Provided data:
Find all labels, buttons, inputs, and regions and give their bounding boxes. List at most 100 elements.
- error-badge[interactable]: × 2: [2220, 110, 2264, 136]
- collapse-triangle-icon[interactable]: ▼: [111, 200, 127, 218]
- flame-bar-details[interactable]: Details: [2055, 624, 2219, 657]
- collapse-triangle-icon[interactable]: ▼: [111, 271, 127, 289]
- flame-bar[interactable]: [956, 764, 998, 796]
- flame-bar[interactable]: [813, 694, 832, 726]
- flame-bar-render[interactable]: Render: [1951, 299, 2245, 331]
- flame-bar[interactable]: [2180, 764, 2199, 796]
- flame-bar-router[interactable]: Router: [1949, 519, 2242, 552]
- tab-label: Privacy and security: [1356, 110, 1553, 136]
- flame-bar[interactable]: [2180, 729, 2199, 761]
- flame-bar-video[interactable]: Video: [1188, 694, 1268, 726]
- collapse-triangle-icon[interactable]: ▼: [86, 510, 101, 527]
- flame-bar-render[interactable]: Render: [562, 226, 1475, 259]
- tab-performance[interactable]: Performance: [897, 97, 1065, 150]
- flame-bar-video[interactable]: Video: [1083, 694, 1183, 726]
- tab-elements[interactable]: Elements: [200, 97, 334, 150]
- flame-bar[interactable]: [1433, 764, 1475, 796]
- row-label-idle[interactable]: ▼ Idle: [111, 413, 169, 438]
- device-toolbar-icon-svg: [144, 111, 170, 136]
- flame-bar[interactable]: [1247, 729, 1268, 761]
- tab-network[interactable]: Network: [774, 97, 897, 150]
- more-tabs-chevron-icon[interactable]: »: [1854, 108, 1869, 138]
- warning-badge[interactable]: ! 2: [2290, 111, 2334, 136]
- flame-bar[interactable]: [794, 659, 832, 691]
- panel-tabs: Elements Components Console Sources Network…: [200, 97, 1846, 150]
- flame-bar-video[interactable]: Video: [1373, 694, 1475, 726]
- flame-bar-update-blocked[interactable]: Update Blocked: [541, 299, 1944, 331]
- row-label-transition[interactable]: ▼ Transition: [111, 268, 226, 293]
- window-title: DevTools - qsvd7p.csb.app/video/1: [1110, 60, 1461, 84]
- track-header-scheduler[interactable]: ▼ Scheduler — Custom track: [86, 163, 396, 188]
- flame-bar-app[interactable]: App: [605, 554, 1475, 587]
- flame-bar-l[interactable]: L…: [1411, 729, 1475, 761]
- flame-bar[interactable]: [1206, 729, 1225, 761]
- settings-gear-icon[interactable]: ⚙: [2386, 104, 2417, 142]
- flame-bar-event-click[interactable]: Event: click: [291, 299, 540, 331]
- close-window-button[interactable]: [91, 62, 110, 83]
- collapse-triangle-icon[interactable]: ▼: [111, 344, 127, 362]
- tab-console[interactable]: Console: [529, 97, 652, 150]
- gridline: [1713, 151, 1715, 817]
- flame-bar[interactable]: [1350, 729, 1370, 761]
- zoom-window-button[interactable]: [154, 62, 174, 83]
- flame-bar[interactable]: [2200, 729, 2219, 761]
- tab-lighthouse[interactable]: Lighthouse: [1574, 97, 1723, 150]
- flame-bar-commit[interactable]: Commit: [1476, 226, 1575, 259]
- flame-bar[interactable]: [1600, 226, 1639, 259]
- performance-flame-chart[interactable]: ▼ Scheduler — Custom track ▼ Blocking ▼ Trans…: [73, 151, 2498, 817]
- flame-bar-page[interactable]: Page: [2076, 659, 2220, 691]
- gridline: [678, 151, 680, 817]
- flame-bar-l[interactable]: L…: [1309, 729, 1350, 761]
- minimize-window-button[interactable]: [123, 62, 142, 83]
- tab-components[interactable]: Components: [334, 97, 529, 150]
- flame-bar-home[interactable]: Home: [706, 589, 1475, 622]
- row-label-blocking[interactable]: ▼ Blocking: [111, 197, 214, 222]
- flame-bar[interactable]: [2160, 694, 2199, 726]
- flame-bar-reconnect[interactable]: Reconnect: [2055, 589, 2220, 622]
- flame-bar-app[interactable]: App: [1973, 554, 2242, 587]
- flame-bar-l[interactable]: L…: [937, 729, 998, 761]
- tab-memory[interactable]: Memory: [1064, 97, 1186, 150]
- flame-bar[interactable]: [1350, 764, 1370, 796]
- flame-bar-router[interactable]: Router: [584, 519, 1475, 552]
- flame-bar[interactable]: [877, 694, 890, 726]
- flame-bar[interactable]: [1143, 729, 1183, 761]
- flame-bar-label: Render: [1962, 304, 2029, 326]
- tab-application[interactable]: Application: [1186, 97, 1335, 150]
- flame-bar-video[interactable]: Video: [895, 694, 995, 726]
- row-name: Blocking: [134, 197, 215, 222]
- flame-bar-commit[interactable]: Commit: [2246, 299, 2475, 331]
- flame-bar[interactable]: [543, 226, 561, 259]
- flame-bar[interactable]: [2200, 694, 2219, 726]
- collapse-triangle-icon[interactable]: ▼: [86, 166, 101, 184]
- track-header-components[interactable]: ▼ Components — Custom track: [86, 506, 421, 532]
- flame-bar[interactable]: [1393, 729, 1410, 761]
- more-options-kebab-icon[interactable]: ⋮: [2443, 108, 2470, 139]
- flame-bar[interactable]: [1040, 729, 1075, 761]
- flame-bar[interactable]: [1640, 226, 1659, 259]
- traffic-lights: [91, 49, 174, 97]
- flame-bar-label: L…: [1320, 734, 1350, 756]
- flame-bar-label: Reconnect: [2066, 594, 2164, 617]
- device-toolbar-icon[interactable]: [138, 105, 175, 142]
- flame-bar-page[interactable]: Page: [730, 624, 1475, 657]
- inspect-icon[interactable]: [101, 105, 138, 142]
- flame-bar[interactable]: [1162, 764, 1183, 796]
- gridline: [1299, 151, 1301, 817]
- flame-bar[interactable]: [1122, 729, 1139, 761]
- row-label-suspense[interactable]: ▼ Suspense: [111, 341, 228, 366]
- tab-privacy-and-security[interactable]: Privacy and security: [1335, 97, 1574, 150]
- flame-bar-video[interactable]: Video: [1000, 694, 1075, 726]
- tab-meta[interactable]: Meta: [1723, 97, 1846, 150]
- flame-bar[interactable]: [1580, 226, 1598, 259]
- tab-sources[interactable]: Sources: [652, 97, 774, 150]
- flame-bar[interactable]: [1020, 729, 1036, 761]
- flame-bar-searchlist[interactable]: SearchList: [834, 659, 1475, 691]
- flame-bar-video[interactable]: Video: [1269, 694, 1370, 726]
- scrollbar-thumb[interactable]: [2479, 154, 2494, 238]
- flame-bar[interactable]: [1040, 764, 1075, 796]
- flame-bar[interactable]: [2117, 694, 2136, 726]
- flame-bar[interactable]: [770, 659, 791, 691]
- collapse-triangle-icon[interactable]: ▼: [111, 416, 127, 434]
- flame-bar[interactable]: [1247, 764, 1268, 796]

Task instructions: Can you copy out word for word the stretch of rows from the very start through the line that contains "- flame-bar[interactable]: [813, 694, 832, 726]", both ends included?

Result of this task:
Find all labels, buttons, inputs, and regions and give their bounding boxes. List at most 100 elements.
- error-badge[interactable]: × 2: [2220, 110, 2264, 136]
- collapse-triangle-icon[interactable]: ▼: [111, 200, 127, 218]
- flame-bar-details[interactable]: Details: [2055, 624, 2219, 657]
- collapse-triangle-icon[interactable]: ▼: [111, 271, 127, 289]
- flame-bar[interactable]: [956, 764, 998, 796]
- flame-bar[interactable]: [813, 694, 832, 726]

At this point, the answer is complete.